Reproduce the records exactly, but not the pictures.

## Records from a collection of figures

--- --- ---

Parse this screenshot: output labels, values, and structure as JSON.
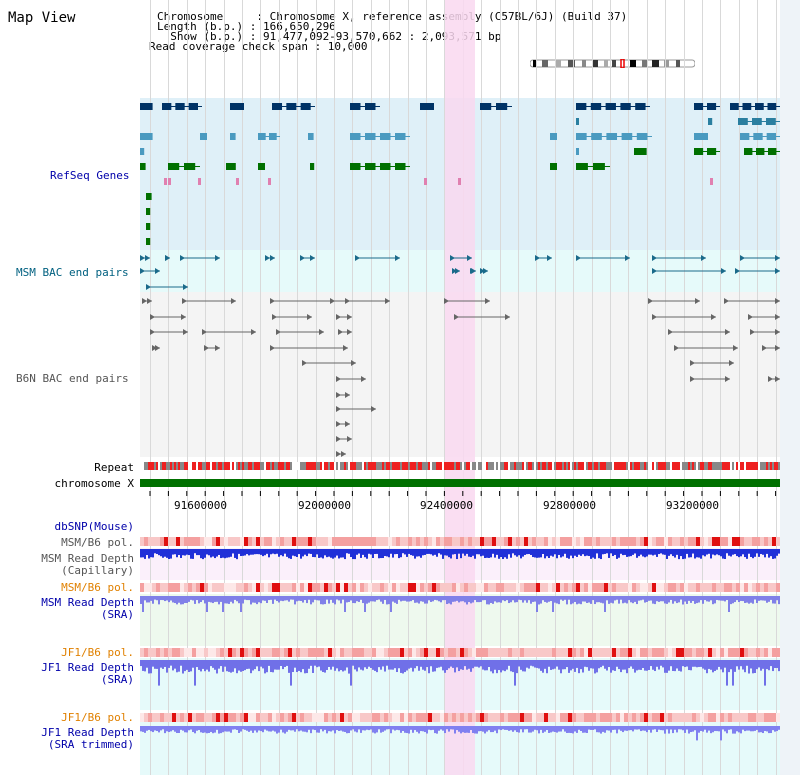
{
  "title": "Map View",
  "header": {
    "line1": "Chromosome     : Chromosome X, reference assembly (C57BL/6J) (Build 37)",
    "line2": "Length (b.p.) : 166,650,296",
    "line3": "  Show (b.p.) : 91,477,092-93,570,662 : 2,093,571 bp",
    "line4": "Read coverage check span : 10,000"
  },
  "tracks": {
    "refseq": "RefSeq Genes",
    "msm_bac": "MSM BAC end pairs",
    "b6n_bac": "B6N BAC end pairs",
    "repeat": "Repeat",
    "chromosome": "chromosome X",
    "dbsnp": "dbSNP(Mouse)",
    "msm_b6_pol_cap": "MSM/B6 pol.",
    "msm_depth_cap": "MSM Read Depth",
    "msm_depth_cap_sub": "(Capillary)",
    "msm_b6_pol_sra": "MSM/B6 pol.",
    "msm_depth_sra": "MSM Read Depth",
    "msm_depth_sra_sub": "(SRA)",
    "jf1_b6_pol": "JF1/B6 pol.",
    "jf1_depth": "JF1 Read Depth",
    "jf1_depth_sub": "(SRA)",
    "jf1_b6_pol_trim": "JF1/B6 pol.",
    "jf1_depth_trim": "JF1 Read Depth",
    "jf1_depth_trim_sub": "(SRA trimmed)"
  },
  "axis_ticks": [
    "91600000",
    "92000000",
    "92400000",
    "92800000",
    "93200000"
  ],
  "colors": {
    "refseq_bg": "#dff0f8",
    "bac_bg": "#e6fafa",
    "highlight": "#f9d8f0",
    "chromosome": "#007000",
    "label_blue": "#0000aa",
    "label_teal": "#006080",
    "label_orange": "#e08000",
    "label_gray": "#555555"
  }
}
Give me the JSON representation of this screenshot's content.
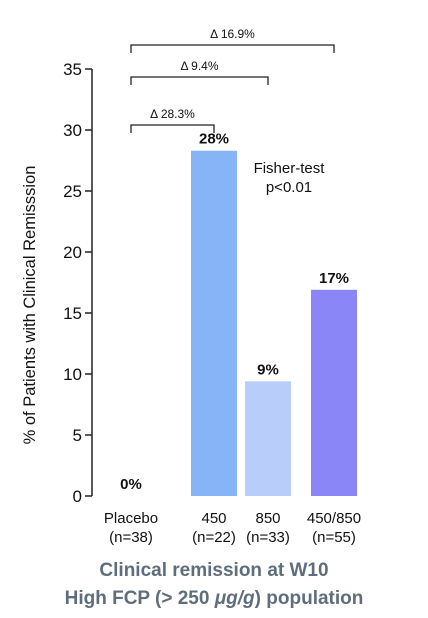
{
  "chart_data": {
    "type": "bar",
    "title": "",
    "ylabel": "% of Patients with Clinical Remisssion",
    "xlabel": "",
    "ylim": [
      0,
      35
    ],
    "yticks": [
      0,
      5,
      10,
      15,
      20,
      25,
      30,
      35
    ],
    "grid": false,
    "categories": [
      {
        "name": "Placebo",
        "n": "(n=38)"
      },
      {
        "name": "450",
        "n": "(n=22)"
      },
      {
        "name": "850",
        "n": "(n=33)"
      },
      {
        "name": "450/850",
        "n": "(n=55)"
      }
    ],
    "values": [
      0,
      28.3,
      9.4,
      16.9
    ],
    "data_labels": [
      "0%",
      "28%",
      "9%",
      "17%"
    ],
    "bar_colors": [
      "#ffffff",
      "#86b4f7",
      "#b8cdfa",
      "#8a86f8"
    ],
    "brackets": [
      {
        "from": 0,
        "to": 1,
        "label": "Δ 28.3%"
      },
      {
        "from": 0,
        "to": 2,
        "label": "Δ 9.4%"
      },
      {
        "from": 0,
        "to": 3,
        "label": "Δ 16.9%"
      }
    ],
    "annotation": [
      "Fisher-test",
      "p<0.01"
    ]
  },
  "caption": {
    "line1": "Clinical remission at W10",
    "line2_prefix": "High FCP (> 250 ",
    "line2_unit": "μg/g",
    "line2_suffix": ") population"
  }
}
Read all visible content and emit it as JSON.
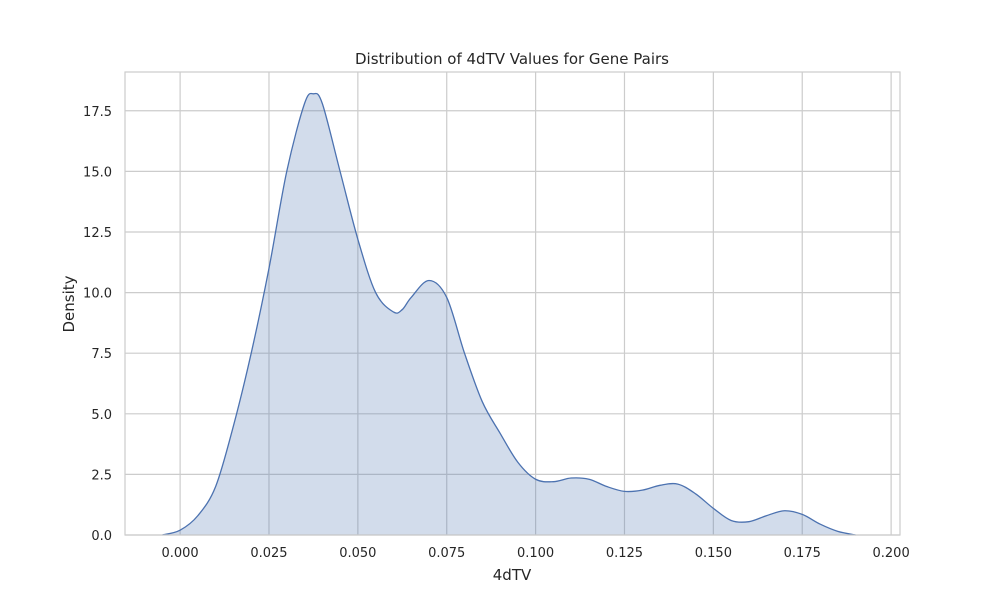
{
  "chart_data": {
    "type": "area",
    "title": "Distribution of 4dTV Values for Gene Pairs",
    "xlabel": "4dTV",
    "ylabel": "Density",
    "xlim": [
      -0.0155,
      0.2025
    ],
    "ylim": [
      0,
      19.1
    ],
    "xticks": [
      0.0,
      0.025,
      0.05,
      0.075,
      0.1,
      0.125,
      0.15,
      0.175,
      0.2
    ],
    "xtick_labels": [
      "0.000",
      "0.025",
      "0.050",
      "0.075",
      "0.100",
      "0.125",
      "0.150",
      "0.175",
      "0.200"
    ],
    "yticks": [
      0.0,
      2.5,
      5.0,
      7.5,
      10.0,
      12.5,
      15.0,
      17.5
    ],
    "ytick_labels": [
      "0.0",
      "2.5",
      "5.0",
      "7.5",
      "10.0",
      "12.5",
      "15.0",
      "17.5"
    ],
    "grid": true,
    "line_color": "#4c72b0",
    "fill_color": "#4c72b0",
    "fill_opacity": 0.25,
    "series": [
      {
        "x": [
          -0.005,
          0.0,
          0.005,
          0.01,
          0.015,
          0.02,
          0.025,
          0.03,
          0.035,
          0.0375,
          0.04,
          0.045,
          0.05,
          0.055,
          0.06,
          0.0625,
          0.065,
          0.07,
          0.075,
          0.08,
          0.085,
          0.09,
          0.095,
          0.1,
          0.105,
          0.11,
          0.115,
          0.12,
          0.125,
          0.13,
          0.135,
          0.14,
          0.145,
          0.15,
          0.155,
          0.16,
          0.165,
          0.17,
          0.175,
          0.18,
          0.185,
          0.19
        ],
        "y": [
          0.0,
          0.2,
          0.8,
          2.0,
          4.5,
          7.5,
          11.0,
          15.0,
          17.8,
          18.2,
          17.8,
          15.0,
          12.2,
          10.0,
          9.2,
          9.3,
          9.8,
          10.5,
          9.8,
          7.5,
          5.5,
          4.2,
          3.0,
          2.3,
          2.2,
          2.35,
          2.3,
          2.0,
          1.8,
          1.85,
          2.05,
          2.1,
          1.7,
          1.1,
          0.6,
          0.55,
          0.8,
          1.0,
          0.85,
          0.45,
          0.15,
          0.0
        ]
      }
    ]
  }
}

--- --- ---

## Answer to this exercise
Parse this screenshot: output labels, values, and structure as JSON.
{
  "title": "Map View",
  "header": {
    "line1": "Chromosome     : Chromosome X, reference assembly (C57BL/6J) (Build 37)",
    "line2": "Length (b.p.) : 166,650,296",
    "line3": "  Show (b.p.) : 91,477,092-93,570,662 : 2,093,571 bp",
    "line4": "Read coverage check span : 10,000"
  },
  "tracks": {
    "refseq": "RefSeq Genes",
    "msm_bac": "MSM BAC end pairs",
    "b6n_bac": "B6N BAC end pairs",
    "repeat": "Repeat",
    "chromosome": "chromosome X",
    "dbsnp": "dbSNP(Mouse)",
    "msm_b6_pol_cap": "MSM/B6 pol.",
    "msm_depth_cap": "MSM Read Depth",
    "msm_depth_cap_sub": "(Capillary)",
    "msm_b6_pol_sra": "MSM/B6 pol.",
    "msm_depth_sra": "MSM Read Depth",
    "msm_depth_sra_sub": "(SRA)",
    "jf1_b6_pol": "JF1/B6 pol.",
    "jf1_depth": "JF1 Read Depth",
    "jf1_depth_sub": "(SRA)",
    "jf1_b6_pol_trim": "JF1/B6 pol.",
    "jf1_depth_trim": "JF1 Read Depth",
    "jf1_depth_trim_sub": "(SRA trimmed)"
  },
  "axis_ticks": [
    "91600000",
    "92000000",
    "92400000",
    "92800000",
    "93200000"
  ],
  "colors": {
    "refseq_bg": "#dff0f8",
    "bac_bg": "#e6fafa",
    "highlight": "#f9d8f0",
    "chromosome": "#007000",
    "label_blue": "#0000aa",
    "label_teal": "#006080",
    "label_orange": "#e08000",
    "label_gray": "#555555"
  }
}
Give me the JSON representation of this screenshot's content.
{
  "chart_data": {
    "type": "bar",
    "title": "",
    "ylabel": "% of Patients with Clinical Remisssion",
    "xlabel": "",
    "ylim": [
      0,
      35
    ],
    "yticks": [
      0,
      5,
      10,
      15,
      20,
      25,
      30,
      35
    ],
    "grid": false,
    "categories": [
      {
        "name": "Placebo",
        "n": "(n=38)"
      },
      {
        "name": "450",
        "n": "(n=22)"
      },
      {
        "name": "850",
        "n": "(n=33)"
      },
      {
        "name": "450/850",
        "n": "(n=55)"
      }
    ],
    "values": [
      0,
      28.3,
      9.4,
      16.9
    ],
    "data_labels": [
      "0%",
      "28%",
      "9%",
      "17%"
    ],
    "bar_colors": [
      "#ffffff",
      "#86b4f7",
      "#b8cdfa",
      "#8a86f8"
    ],
    "brackets": [
      {
        "from": 0,
        "to": 1,
        "label": "Δ 28.3%"
      },
      {
        "from": 0,
        "to": 2,
        "label": "Δ 9.4%"
      },
      {
        "from": 0,
        "to": 3,
        "label": "Δ 16.9%"
      }
    ],
    "annotation": [
      "Fisher-test",
      "p<0.01"
    ]
  },
  "caption": {
    "line1": "Clinical remission at W10",
    "line2_prefix": "High FCP (> 250 ",
    "line2_unit": "μg/g",
    "line2_suffix": ") population"
  }
}
Read all visible content and emit it as JSON.
{
  "chart_data": {
    "type": "area",
    "title": "Distribution of 4dTV Values for Gene Pairs",
    "xlabel": "4dTV",
    "ylabel": "Density",
    "xlim": [
      -0.0155,
      0.2025
    ],
    "ylim": [
      0,
      19.1
    ],
    "xticks": [
      0.0,
      0.025,
      0.05,
      0.075,
      0.1,
      0.125,
      0.15,
      0.175,
      0.2
    ],
    "xtick_labels": [
      "0.000",
      "0.025",
      "0.050",
      "0.075",
      "0.100",
      "0.125",
      "0.150",
      "0.175",
      "0.200"
    ],
    "yticks": [
      0.0,
      2.5,
      5.0,
      7.5,
      10.0,
      12.5,
      15.0,
      17.5
    ],
    "ytick_labels": [
      "0.0",
      "2.5",
      "5.0",
      "7.5",
      "10.0",
      "12.5",
      "15.0",
      "17.5"
    ],
    "grid": true,
    "line_color": "#4c72b0",
    "fill_color": "#4c72b0",
    "fill_opacity": 0.25,
    "series": [
      {
        "x": [
          -0.005,
          0.0,
          0.005,
          0.01,
          0.015,
          0.02,
          0.025,
          0.03,
          0.035,
          0.0375,
          0.04,
          0.045,
          0.05,
          0.055,
          0.06,
          0.0625,
          0.065,
          0.07,
          0.075,
          0.08,
          0.085,
          0.09,
          0.095,
          0.1,
          0.105,
          0.11,
          0.115,
          0.12,
          0.125,
          0.13,
          0.135,
          0.14,
          0.145,
          0.15,
          0.155,
          0.16,
          0.165,
          0.17,
          0.175,
          0.18,
          0.185,
          0.19
        ],
        "y": [
          0.0,
          0.2,
          0.8,
          2.0,
          4.5,
          7.5,
          11.0,
          15.0,
          17.8,
          18.2,
          17.8,
          15.0,
          12.2,
          10.0,
          9.2,
          9.3,
          9.8,
          10.5,
          9.8,
          7.5,
          5.5,
          4.2,
          3.0,
          2.3,
          2.2,
          2.35,
          2.3,
          2.0,
          1.8,
          1.85,
          2.05,
          2.1,
          1.7,
          1.1,
          0.6,
          0.55,
          0.8,
          1.0,
          0.85,
          0.45,
          0.15,
          0.0
        ]
      }
    ]
  }
}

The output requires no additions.